(Stored dataset items)
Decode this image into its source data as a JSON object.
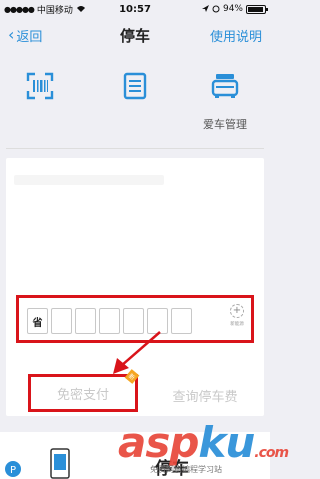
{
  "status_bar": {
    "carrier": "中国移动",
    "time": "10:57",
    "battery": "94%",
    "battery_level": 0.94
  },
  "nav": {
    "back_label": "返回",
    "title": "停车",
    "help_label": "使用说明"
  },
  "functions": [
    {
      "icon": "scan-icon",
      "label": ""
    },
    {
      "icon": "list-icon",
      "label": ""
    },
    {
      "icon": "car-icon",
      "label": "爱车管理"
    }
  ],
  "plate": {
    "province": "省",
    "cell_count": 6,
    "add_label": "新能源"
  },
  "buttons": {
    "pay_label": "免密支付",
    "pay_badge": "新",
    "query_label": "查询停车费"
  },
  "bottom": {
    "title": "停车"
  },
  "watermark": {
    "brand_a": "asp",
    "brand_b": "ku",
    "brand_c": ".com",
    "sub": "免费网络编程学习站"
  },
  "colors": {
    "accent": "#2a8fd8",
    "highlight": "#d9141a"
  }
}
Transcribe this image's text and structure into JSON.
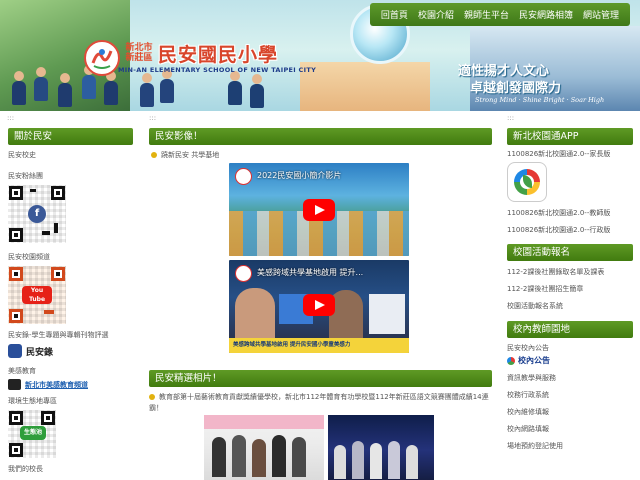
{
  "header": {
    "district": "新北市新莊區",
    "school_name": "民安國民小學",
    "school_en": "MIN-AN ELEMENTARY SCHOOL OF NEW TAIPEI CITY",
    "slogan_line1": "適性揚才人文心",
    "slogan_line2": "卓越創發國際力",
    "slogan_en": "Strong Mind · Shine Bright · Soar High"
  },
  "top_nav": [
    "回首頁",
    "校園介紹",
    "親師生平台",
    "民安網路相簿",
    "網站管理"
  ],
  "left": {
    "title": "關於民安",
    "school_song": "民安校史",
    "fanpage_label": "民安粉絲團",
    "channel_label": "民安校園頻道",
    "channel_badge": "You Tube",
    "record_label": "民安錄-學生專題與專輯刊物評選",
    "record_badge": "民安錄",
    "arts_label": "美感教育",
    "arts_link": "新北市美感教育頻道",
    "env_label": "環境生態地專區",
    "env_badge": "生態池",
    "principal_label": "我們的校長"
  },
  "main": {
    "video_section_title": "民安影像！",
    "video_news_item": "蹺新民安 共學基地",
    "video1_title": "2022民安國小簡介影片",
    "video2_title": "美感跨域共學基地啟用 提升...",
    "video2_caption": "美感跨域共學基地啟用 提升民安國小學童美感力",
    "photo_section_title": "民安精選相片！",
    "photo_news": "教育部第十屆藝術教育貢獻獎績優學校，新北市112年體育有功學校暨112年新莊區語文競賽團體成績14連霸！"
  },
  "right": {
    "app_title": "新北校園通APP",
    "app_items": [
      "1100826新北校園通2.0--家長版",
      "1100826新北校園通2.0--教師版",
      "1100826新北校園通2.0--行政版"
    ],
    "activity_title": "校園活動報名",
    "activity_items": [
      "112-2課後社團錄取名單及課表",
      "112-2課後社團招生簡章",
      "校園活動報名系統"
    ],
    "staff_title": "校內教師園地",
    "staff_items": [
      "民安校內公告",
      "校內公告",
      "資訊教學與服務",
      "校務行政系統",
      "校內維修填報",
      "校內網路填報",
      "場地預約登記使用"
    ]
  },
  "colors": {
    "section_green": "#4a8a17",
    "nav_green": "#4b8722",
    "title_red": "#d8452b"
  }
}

Work to complete: In the entries above, find each line with the word "美感跨域共學基地啟用" and show it.

Solution:
    "video2_title": "美感跨域共學基地啟用 提升...",
    "video2_caption": "美感跨域共學基地啟用 提升民安國小學童美感力",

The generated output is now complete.